◆ TASK TO CARRY OUT ◆
Present the following entries again, word for word and in full.

◆ DATA LINES ◆
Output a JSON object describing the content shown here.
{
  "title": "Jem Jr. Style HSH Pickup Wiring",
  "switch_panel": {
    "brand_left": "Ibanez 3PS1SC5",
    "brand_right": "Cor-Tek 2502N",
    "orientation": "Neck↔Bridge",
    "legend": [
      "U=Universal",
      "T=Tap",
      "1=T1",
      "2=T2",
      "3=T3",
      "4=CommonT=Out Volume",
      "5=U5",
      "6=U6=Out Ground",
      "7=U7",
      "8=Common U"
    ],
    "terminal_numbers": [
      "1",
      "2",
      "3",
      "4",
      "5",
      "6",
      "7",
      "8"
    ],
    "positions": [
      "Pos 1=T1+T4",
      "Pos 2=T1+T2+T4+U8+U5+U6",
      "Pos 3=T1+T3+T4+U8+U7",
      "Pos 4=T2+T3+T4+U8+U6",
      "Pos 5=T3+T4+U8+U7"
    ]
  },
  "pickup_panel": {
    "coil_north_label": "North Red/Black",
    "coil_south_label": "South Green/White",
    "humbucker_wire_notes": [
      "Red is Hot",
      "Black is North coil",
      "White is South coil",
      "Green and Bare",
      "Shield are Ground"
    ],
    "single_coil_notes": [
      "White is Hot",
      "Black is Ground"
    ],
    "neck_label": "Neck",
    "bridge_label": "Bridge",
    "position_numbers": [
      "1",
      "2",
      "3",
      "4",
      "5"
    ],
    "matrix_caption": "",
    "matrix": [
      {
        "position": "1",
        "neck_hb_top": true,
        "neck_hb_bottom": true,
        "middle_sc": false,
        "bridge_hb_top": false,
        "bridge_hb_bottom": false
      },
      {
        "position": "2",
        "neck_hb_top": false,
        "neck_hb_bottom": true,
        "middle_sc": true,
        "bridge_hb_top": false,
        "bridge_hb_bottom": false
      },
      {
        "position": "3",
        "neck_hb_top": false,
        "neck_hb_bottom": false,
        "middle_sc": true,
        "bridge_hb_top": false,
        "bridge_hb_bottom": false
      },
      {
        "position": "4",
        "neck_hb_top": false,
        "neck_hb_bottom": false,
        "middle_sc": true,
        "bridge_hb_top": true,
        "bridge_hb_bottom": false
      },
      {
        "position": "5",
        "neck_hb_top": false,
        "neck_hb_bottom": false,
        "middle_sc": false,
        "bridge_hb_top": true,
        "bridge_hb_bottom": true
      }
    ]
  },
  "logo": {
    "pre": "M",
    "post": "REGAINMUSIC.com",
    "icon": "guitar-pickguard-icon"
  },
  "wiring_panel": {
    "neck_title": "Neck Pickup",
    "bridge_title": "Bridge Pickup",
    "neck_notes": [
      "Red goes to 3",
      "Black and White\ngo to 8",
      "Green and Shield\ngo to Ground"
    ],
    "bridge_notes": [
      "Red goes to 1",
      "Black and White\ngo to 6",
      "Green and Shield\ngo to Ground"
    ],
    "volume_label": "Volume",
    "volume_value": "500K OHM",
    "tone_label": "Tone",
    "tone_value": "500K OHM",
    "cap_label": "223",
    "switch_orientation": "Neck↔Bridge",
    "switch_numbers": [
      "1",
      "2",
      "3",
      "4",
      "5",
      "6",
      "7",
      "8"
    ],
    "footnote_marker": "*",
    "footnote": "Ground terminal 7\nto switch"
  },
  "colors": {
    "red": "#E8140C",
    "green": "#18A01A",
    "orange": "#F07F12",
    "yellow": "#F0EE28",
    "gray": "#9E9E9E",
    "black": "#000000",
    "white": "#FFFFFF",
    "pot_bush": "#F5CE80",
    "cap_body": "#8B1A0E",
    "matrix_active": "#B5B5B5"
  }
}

◆ ANSWER FOR THIS EXERCISE ◆
Output a JSON object describing the content shown here.
{
  "title": "Jem Jr. Style HSH Pickup Wiring",
  "switch_panel": {
    "brand_left": "Ibanez 3PS1SC5",
    "brand_right": "Cor-Tek 2502N",
    "orientation": "Neck↔Bridge",
    "legend": [
      "U=Universal",
      "T=Tap",
      "1=T1",
      "2=T2",
      "3=T3",
      "4=CommonT=Out Volume",
      "5=U5",
      "6=U6=Out Ground",
      "7=U7",
      "8=Common U"
    ],
    "terminal_numbers": [
      "1",
      "2",
      "3",
      "4",
      "5",
      "6",
      "7",
      "8"
    ],
    "positions": [
      "Pos 1=T1+T4",
      "Pos 2=T1+T2+T4+U8+U5+U6",
      "Pos 3=T1+T3+T4+U8+U7",
      "Pos 4=T2+T3+T4+U8+U6",
      "Pos 5=T3+T4+U8+U7"
    ]
  },
  "pickup_panel": {
    "coil_north_label": "North Red/Black",
    "coil_south_label": "South Green/White",
    "humbucker_wire_notes": [
      "Red is Hot",
      "Black is North coil",
      "White is South coil",
      "Green and Bare",
      "Shield are Ground"
    ],
    "single_coil_notes": [
      "White is Hot",
      "Black is Ground"
    ],
    "neck_label": "Neck",
    "bridge_label": "Bridge",
    "position_numbers": [
      "1",
      "2",
      "3",
      "4",
      "5"
    ],
    "matrix_caption": "",
    "matrix": [
      {
        "position": "1",
        "neck_hb_top": true,
        "neck_hb_bottom": true,
        "middle_sc": false,
        "bridge_hb_top": false,
        "bridge_hb_bottom": false
      },
      {
        "position": "2",
        "neck_hb_top": false,
        "neck_hb_bottom": true,
        "middle_sc": true,
        "bridge_hb_top": false,
        "bridge_hb_bottom": false
      },
      {
        "position": "3",
        "neck_hb_top": false,
        "neck_hb_bottom": false,
        "middle_sc": true,
        "bridge_hb_top": false,
        "bridge_hb_bottom": false
      },
      {
        "position": "4",
        "neck_hb_top": false,
        "neck_hb_bottom": false,
        "middle_sc": true,
        "bridge_hb_top": true,
        "bridge_hb_bottom": false
      },
      {
        "position": "5",
        "neck_hb_top": false,
        "neck_hb_bottom": false,
        "middle_sc": false,
        "bridge_hb_top": true,
        "bridge_hb_bottom": true
      }
    ]
  },
  "logo": {
    "pre": "M",
    "post": "REGAINMUSIC.com",
    "icon": "guitar-pickguard-icon"
  },
  "wiring_panel": {
    "neck_title": "Neck Pickup",
    "bridge_title": "Bridge Pickup",
    "neck_notes": [
      "Red goes to 3",
      "Black and White\ngo to 8",
      "Green and Shield\ngo to Ground"
    ],
    "bridge_notes": [
      "Red goes to 1",
      "Black and White\ngo to 6",
      "Green and Shield\ngo to Ground"
    ],
    "volume_label": "Volume",
    "volume_value": "500K OHM",
    "tone_label": "Tone",
    "tone_value": "500K OHM",
    "cap_label": "223",
    "switch_orientation": "Neck↔Bridge",
    "switch_numbers": [
      "1",
      "2",
      "3",
      "4",
      "5",
      "6",
      "7",
      "8"
    ],
    "footnote_marker": "*",
    "footnote": "Ground terminal 7\nto switch"
  },
  "colors": {
    "red": "#E8140C",
    "green": "#18A01A",
    "orange": "#F07F12",
    "yellow": "#F0EE28",
    "gray": "#9E9E9E",
    "black": "#000000",
    "white": "#FFFFFF",
    "pot_bush": "#F5CE80",
    "cap_body": "#8B1A0E",
    "matrix_active": "#B5B5B5"
  }
}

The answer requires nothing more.